- [Exercise]: Show each line that has the string "КАЛИНИНГРАДСКАЯ" in it.

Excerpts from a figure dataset
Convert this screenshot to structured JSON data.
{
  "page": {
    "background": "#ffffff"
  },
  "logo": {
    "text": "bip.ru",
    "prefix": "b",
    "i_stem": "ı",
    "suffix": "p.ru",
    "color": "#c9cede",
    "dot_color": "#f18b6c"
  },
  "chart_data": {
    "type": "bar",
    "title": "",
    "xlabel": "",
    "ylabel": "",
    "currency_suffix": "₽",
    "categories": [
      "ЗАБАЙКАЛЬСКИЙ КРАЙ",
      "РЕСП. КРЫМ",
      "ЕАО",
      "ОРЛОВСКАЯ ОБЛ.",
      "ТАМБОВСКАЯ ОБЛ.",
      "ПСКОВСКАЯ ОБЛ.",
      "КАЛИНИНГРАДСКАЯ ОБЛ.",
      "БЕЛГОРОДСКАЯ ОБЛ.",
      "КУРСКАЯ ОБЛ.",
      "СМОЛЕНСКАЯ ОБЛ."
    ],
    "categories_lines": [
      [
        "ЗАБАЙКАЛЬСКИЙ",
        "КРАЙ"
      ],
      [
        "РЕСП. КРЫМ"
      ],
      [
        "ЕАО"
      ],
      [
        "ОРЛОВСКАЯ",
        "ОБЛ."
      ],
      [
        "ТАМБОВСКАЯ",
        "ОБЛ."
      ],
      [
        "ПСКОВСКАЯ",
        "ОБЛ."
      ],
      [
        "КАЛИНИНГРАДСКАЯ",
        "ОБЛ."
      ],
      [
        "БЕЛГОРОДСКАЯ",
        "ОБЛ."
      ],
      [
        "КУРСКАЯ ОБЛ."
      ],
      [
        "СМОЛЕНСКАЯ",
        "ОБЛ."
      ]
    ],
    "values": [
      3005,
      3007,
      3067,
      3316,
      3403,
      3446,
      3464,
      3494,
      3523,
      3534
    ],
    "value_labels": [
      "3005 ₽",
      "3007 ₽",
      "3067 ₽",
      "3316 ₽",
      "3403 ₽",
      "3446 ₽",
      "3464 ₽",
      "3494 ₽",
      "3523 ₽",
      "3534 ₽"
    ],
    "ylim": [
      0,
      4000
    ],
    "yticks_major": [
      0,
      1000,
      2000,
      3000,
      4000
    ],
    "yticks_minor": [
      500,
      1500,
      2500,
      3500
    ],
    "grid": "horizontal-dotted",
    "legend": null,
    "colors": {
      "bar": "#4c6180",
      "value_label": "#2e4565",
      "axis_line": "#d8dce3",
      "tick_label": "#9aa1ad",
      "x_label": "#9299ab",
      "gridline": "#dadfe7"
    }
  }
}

- [Problem solution]:
      "КАЛИНИНГРАДСКАЯ ОБЛ.",
        "КАЛИНИНГРАДСКАЯ",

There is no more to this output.